Лествица к Богу: Иоанн Синайский – Николай Гоголь. Часть 2
Иоанна Синайского в свое время величали «новым Моисеем», который с помощью «скрижалей духовных» предложил возрождение Византии. Гоголь, словно подражая Лествичнику, выступает современным Моисеем, стремящимся воскресить человечество.
Гоголь уже в первой части «Мертвых душ» предусматривает возрождение своего героя: «И может быть, в сем же самом Чичикове страсть, его влекущая, уже не от него, и в холодном его существовании заключено то, что потом повергнет в прах и на колени человека пред мудростью Небес» [VI, c. 242]. В «Лествице» Иоанн Синайский тоже показывает зарождение и развитие страсти в человеческой душе. Главными страстями, овладевающими человеком, как ржавчина железом, по мнению Лествичника, являются славолюбие, сладострастие, сребролюбие, порождающие гнев, злопамятство, уныние, тщеславие, гордыня.
Андрей Иванович Тентетников
Первый, с кем встречается читатель второго тома поэмы, – «коптитель неба» Тентетников. Из текста известно, что он в отставке, потому что «Федор Федорович Леницын, начальник одного из отделений, помещавшихся в великолепных залах, вдруг ему не понравился». Дядя героя настаивал: «Ради самого Христа! Помилуй, Андрей Иванович, что это ты делаешь? Оставлять так выгодно начатый карьер из-за того только, что попался не такой, как хочется, начальник! Помилуй! Что ты? Что ты? Ведь если на это глядеть, тогда и в службе никто бы не остался. Образумься! Отринь гордость, самолюбье, поезжай и объяснись с ним!» [VII, с. 17]. Не помирился Тентетников и с генералом Бетрищевым. Герою показалось, «что он стал к нему холоднее, не замечал его, или обращался как с лицом бессловесным; говорил ему как-то пренебрежительно: любезнейший, послушай, братец, и даже ты» [VII, с. 25].
Гордыня обрекает жизнь скучающего Тентетникова на духовный упадок. «Разумеется, – пишет Гоголь, – с этих пор знакомство между ними прекратилось, и любовь кончилась при самом начале. Потухнул свет, на минуту было блеснувший, и последовавшие за ним сумерки стали еще сумрачней (выделено нами. – Н. С.). Всё поворотило на жизнь, которую читатель видел в начале главы, – на лежанье и бездействие» [VII, с. 25]. Читая «Лествицу», убеждаемся: «Гордость есть крайнее убожество души, которая мечтает о себе, что богата, и, находясь во тьме, думает, что она во свете. Сия скверная страсть не только не дает нам преуспевать, но и с высоты низвергает» [7, с. 265]. Совпадениями отмечены также символические образы света–темноты, которые присутствуют в обеих репликах. Вспомним благоденствие Иова и Божье одобрение посредством света: «…Когда светильник Его светил над головою моею, и я при свете Его ходил среди тьмы…» [Иов 29:3].

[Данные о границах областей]
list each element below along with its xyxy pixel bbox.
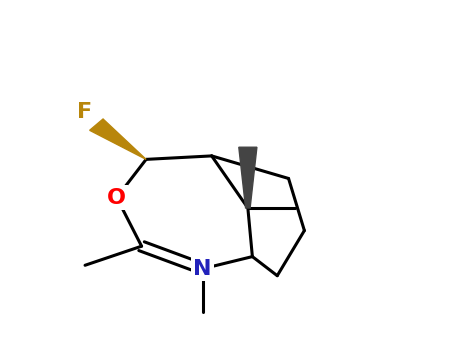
Text: N: N [193, 259, 212, 279]
Text: F: F [77, 103, 93, 122]
Polygon shape [239, 147, 257, 208]
Text: O: O [107, 188, 126, 208]
Polygon shape [90, 119, 146, 159]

Задания к упражнению |
A) Переведите на английский язык предложение из текста о Гоголе: «Гордыня обрекает жизнь скучающего Тентетникова на духовный упадок.»
B) Перепишите дословно часть текста о Гоголе, которая открывается словами «Лествица к Богу: Иоанн» и заканчивается словами «стремящимся воскресить человечество.».
Эти строки никак не связаны с текстом о Гоголе.

Решения задач |
A) Pride dooms the life of the bored Tentetnikov to spiritual decline.

B)
Лествица к Богу: Иоанн Синайский – Николай Гоголь. Часть 2
Иоанна Синайского в свое время величали «новым Моисеем», который с помощью «скрижалей духовных» предложил возрождение Византии. Гоголь, словно подражая Лествичнику, выступает современным Моисеем, стремящимся воскресить человечество.